--- BEGIN Material ---

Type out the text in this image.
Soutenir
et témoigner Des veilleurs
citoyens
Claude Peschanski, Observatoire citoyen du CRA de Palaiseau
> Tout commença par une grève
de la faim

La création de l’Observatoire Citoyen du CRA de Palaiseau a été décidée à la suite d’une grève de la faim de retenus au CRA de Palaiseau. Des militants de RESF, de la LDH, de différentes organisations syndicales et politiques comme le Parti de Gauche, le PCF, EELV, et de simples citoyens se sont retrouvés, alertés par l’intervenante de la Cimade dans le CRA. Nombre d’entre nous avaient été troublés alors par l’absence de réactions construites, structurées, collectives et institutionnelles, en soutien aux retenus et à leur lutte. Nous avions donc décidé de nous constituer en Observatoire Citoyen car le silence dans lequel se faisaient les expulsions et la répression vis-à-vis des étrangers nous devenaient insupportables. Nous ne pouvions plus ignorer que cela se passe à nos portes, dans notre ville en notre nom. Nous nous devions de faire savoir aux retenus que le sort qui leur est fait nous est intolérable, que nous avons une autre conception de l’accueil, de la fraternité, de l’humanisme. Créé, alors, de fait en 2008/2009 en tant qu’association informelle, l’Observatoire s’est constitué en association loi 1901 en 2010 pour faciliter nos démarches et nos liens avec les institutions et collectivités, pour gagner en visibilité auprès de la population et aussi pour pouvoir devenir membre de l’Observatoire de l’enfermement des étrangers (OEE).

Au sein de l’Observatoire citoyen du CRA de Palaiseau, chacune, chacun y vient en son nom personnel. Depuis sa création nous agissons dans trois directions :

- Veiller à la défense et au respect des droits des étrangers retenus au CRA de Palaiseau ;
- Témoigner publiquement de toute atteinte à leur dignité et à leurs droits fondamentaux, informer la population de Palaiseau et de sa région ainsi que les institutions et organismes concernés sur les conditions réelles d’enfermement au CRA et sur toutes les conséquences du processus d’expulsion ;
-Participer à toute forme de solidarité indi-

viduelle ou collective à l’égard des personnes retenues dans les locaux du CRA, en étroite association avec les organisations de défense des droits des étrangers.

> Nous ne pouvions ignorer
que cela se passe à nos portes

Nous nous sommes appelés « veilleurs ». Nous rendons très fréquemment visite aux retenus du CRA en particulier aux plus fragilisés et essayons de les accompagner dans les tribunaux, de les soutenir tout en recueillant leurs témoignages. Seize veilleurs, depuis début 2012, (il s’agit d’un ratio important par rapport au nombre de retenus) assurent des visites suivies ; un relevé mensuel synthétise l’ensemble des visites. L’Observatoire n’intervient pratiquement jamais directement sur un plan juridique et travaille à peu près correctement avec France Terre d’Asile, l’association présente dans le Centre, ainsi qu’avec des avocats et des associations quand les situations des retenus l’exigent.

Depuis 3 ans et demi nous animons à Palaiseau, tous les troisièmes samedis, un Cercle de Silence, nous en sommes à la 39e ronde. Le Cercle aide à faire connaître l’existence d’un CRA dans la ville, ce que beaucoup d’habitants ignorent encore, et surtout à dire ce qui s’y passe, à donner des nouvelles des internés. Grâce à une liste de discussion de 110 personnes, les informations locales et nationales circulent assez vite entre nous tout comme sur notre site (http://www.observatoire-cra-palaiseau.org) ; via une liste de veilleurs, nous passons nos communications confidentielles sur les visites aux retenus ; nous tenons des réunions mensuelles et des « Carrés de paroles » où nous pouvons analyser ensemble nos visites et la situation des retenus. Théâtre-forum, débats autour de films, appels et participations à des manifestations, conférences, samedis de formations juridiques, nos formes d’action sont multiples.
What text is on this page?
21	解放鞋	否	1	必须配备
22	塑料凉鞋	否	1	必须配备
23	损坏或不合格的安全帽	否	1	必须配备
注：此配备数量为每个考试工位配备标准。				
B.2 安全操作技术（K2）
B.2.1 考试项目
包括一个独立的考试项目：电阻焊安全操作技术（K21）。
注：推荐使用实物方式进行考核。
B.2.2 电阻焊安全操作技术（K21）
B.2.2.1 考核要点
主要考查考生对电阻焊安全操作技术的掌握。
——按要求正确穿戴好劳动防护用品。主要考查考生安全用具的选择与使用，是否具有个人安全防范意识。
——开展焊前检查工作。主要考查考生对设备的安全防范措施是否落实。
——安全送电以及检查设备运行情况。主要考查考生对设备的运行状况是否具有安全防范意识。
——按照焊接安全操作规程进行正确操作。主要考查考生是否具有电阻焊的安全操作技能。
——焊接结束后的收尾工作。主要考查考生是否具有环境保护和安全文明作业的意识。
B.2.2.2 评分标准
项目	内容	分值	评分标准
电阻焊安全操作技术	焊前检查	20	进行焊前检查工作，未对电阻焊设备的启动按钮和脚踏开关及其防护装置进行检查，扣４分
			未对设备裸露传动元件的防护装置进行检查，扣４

--- END Material ---

» Aim:
For each line in the data above that contains the string "population", extract the line.

» Exercise solution:
La création de l’Observatoire Citoyen du CRA de Palaiseau a été décidée à la suite d’une grève de la faim de retenus au CRA de Palaiseau. Des militants de RESF, de la LDH, de différentes organisations syndicales et politiques comme le Parti de Gauche, le PCF, EELV, et de simples citoyens se sont retrouvés, alertés par l’intervenante de la Cimade dans le CRA. Nombre d’entre nous avaient été troublés alors par l’absence de réactions construites, structurées, collectives et institutionnelles, en soutien aux retenus et à leur lutte. Nous avions donc décidé de nous constituer en Observatoire Citoyen car le silence dans lequel se faisaient les expulsions et la répression vis-à-vis des étrangers nous devenaient insupportables. Nous ne pouvions plus ignorer que cela se passe à nos portes, dans notre ville en notre nom. Nous nous devions de faire savoir aux retenus que le sort qui leur est fait nous est intolérable, que nous avons une autre conception de l’accueil, de la fraternité, de l’humanisme. Créé, alors, de fait en 2008/2009 en tant qu’association informelle, l’Observatoire s’est constitué en association loi 1901 en 2010 pour faciliter nos démarches et nos liens avec les institutions et collectivités, pour gagner en visibilité auprès de la population et aussi pour pouvoir devenir membre de l’Observatoire de l’enfermement des étrangers (OEE).
- Témoigner publiquement de toute atteinte à leur dignité et à leurs droits fondamentaux, informer la population de Palaiseau et de sa région ainsi que les institutions et organismes concernés sur les conditions réelles d’enfermement au CRA et sur toutes les conséquences du processus d’expulsion ;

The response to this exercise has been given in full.